- [Your task] Below is a block of records: output all of them exactly and leave out the pictures.

- [Data rows]
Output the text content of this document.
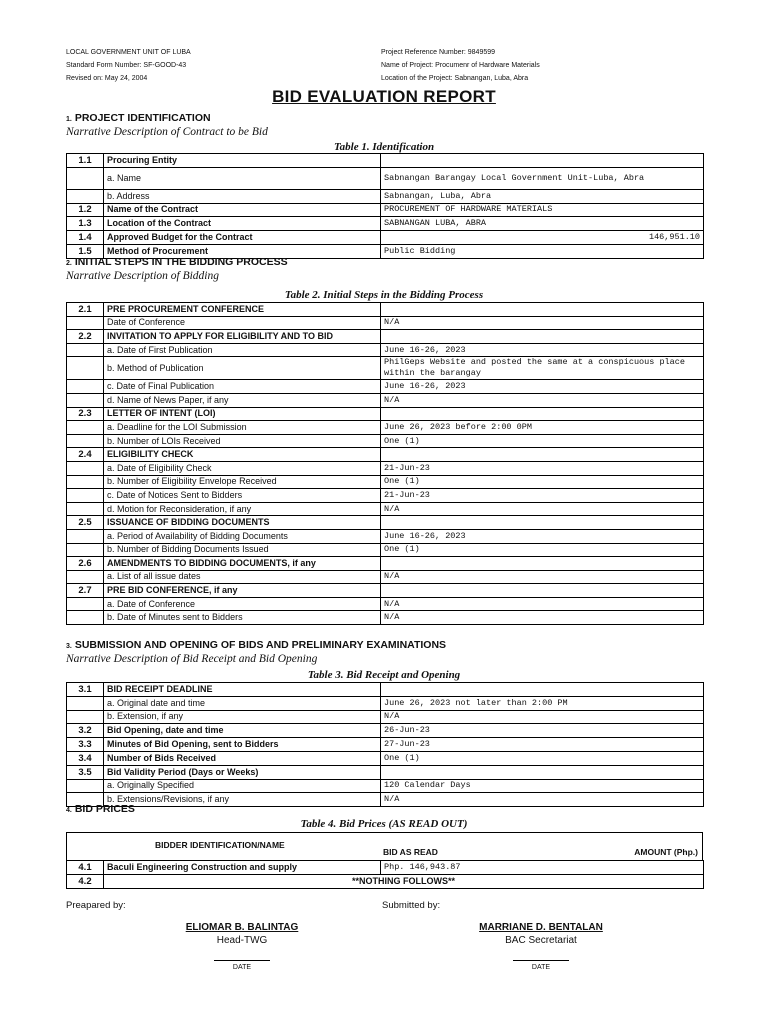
LOCAL GOVERNMENT UNIT OF LUBA
Standard Form Number: SF-GOOD-43
Revised on: May 24, 2004
Project Reference Number: 9849599
Name of Project: Procumenr of Hardware Materials
Location of the Project: Sabnangan, Luba, Abra
BID EVALUATION REPORT
1. PROJECT IDENTIFICATION
Narrative Description of Contract to be Bid
Table 1. Identification
1.1	Procuring Entity	
	a. Name	Sabnangan Barangay Local Government Unit-Luba, Abra
	b. Address	Sabnangan, Luba, Abra
1.2	Name of the Contract	PROCUREMENT OF HARDWARE MATERIALS
1.3	Location of the Contract	SABNANGAN LUBA, ABRA
1.4	Approved Budget for the Contract	146,951.10
1.5	Method of Procurement	Public Bidding
2. INITIAL STEPS IN THE BIDDING PROCESS
Narrative Description of Bidding
Table 2. Initial Steps in the Bidding Process
2.1	PRE PROCUREMENT CONFERENCE	
	Date of Conference	N/A
2.2	INVITATION TO APPLY FOR ELIGIBILITY AND TO BID	
	a. Date of First Publication	June 16-26, 2023
	b. Method of Publication	PhilGeps Website and posted the same at a conspicuous place within the barangay
	c. Date of Final Publication	June 16-26, 2023
	d. Name of News Paper, if any	N/A
2.3	LETTER OF INTENT (LOI)	
	a. Deadline for the LOI Submission	June 26, 2023 before 2:00 0PM
	b. Number of LOIs Received	One (1)
2.4	ELIGIBILITY CHECK	
	a. Date of Eligibility Check	21-Jun-23
	b. Number of Eligibility Envelope Received	One (1)
	c. Date of Notices Sent to Bidders	21-Jun-23
	d. Motion for Reconsideration, if any	N/A
2.5	ISSUANCE OF BIDDING DOCUMENTS	
	a. Period of Availability of Bidding Documents	June 16-26, 2023
	b. Number of Bidding Documents Issued	One (1)
2.6	AMENDMENTS TO BIDDING DOCUMENTS, if any	
	a. List of all issue dates	N/A
2.7	PRE BID CONFERENCE, if any	
	a. Date of Conference	N/A
	b. Date of Minutes sent to Bidders	N/A
3. SUBMISSION AND OPENING OF BIDS AND PRELIMINARY EXAMINATIONS
Narrative Description of Bid Receipt and Bid Opening
Table 3. Bid Receipt and Opening
3.1	BID RECEIPT DEADLINE	
	a. Original date and time	June 26, 2023 not later than 2:00 PM
	b. Extension, if any	N/A
3.2	Bid Opening, date and time	26-Jun-23
3.3	Minutes of Bid Opening, sent to Bidders	27-Jun-23
3.4	Number of Bids Received	One (1)
3.5	Bid Validity Period (Days or Weeks)	
	a. Originally Specified	120 Calendar Days
	b. Extensions/Revisions, if any	N/A
4. BID PRICES
Table 4. Bid Prices (AS READ OUT)
BIDDER IDENTIFICATION/NAME
BID AS READ	AMOUNT (Php.)
4.1	Baculi Engineering Construction and supply	Php. 146,943.87
4.2	**NOTHING FOLLOWS**	
Preapared by:	Submitted by:
ELIOMAR B. BALINTAG
Head-TWG
DATE
MARRIANE D. BENTALAN
BAC Secretariat
DATE
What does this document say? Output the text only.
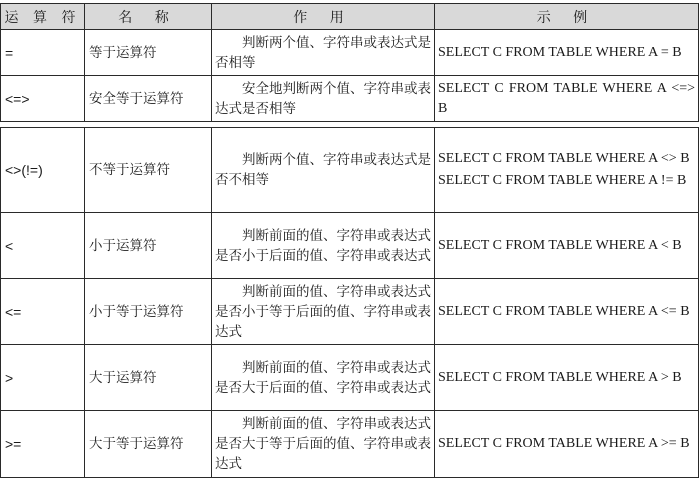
运 算 符	名 称	作 用	示 例
=	等于运算符	判断两个值、字符串或表达式是否相等	SELECT C FROM TABLE WHERE A = B

<=>	安全等于运算符	安全地判断两个值、字符串或表达式是否相等	SELECT C FROM TABLE WHERE A <=> B

<>(!=)	不等于运算符	判断两个值、字符串或表达式是否不相等	SELECT C FROM TABLE WHERE A <> B
SELECT C FROM TABLE WHERE A != B

<	小于运算符	判断前面的值、字符串或表达式是否小于后面的值、字符串或表达式	SELECT C FROM TABLE WHERE A < B

<=	小于等于运算符	判断前面的值、字符串或表达式是否小于等于后面的值、字符串或表达式	SELECT C FROM TABLE WHERE A <= B

>	大于运算符	判断前面的值、字符串或表达式是否大于后面的值、字符串或表达式	SELECT C FROM TABLE WHERE A > B

>=	大于等于运算符	判断前面的值、字符串或表达式是否大于等于后面的值、字符串或表达式	SELECT C FROM TABLE WHERE A >= B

- [Answer in full]
Output the text content of this document.
LOCAL GOVERNMENT UNIT OF LUBA
Standard Form Number: SF-GOOD-43
Revised on: May 24, 2004
Project Reference Number: 9849599
Name of Project: Procumenr of Hardware Materials
Location of the Project: Sabnangan, Luba, Abra
BID EVALUATION REPORT
1. PROJECT IDENTIFICATION
Narrative Description of Contract to be Bid
Table 1. Identification
1.1	Procuring Entity	
	a. Name	Sabnangan Barangay Local Government Unit-Luba, Abra
	b. Address	Sabnangan, Luba, Abra
1.2	Name of the Contract	PROCUREMENT OF HARDWARE MATERIALS
1.3	Location of the Contract	SABNANGAN LUBA, ABRA
1.4	Approved Budget for the Contract	146,951.10
1.5	Method of Procurement	Public Bidding
2. INITIAL STEPS IN THE BIDDING PROCESS
Narrative Description of Bidding
Table 2. Initial Steps in the Bidding Process
2.1	PRE PROCUREMENT CONFERENCE	
	Date of Conference	N/A
2.2	INVITATION TO APPLY FOR ELIGIBILITY AND TO BID	
	a. Date of First Publication	June 16-26, 2023
	b. Method of Publication	PhilGeps Website and posted the same at a conspicuous place within the barangay
	c. Date of Final Publication	June 16-26, 2023
	d. Name of News Paper, if any	N/A
2.3	LETTER OF INTENT (LOI)	
	a. Deadline for the LOI Submission	June 26, 2023 before 2:00 0PM
	b. Number of LOIs Received	One (1)
2.4	ELIGIBILITY CHECK	
	a. Date of Eligibility Check	21-Jun-23
	b. Number of Eligibility Envelope Received	One (1)
	c. Date of Notices Sent to Bidders	21-Jun-23
	d. Motion for Reconsideration, if any	N/A
2.5	ISSUANCE OF BIDDING DOCUMENTS	
	a. Period of Availability of Bidding Documents	June 16-26, 2023
	b. Number of Bidding Documents Issued	One (1)
2.6	AMENDMENTS TO BIDDING DOCUMENTS, if any	
	a. List of all issue dates	N/A
2.7	PRE BID CONFERENCE, if any	
	a. Date of Conference	N/A
	b. Date of Minutes sent to Bidders	N/A
3. SUBMISSION AND OPENING OF BIDS AND PRELIMINARY EXAMINATIONS
Narrative Description of Bid Receipt and Bid Opening
Table 3. Bid Receipt and Opening
3.1	BID RECEIPT DEADLINE	
	a. Original date and time	June 26, 2023 not later than 2:00 PM
	b. Extension, if any	N/A
3.2	Bid Opening, date and time	26-Jun-23
3.3	Minutes of Bid Opening, sent to Bidders	27-Jun-23
3.4	Number of Bids Received	One (1)
3.5	Bid Validity Period (Days or Weeks)	
	a. Originally Specified	120 Calendar Days
	b. Extensions/Revisions, if any	N/A
4. BID PRICES
Table 4. Bid Prices (AS READ OUT)
BIDDER IDENTIFICATION/NAME
BID AS READ	AMOUNT (Php.)
4.1	Baculi Engineering Construction and supply	Php. 146,943.87
4.2	**NOTHING FOLLOWS**	
Preapared by:	Submitted by:
ELIOMAR B. BALINTAG
Head-TWG
DATE
MARRIANE D. BENTALAN
BAC Secretariat
DATE
What does this document say? Output the text only.
运 算 符	名 称	作 用	示 例
=	等于运算符	判断两个值、字符串或表达式是否相等	SELECT C FROM TABLE WHERE A = B

<=>	安全等于运算符	安全地判断两个值、字符串或表达式是否相等	SELECT C FROM TABLE WHERE A <=> B

<>(!=)	不等于运算符	判断两个值、字符串或表达式是否不相等	SELECT C FROM TABLE WHERE A <> B
SELECT C FROM TABLE WHERE A != B

<	小于运算符	判断前面的值、字符串或表达式是否小于后面的值、字符串或表达式	SELECT C FROM TABLE WHERE A < B

<=	小于等于运算符	判断前面的值、字符串或表达式是否小于等于后面的值、字符串或表达式	SELECT C FROM TABLE WHERE A <= B

>	大于运算符	判断前面的值、字符串或表达式是否大于后面的值、字符串或表达式	SELECT C FROM TABLE WHERE A > B

>=	大于等于运算符	判断前面的值、字符串或表达式是否大于等于后面的值、字符串或表达式	SELECT C FROM TABLE WHERE A >= B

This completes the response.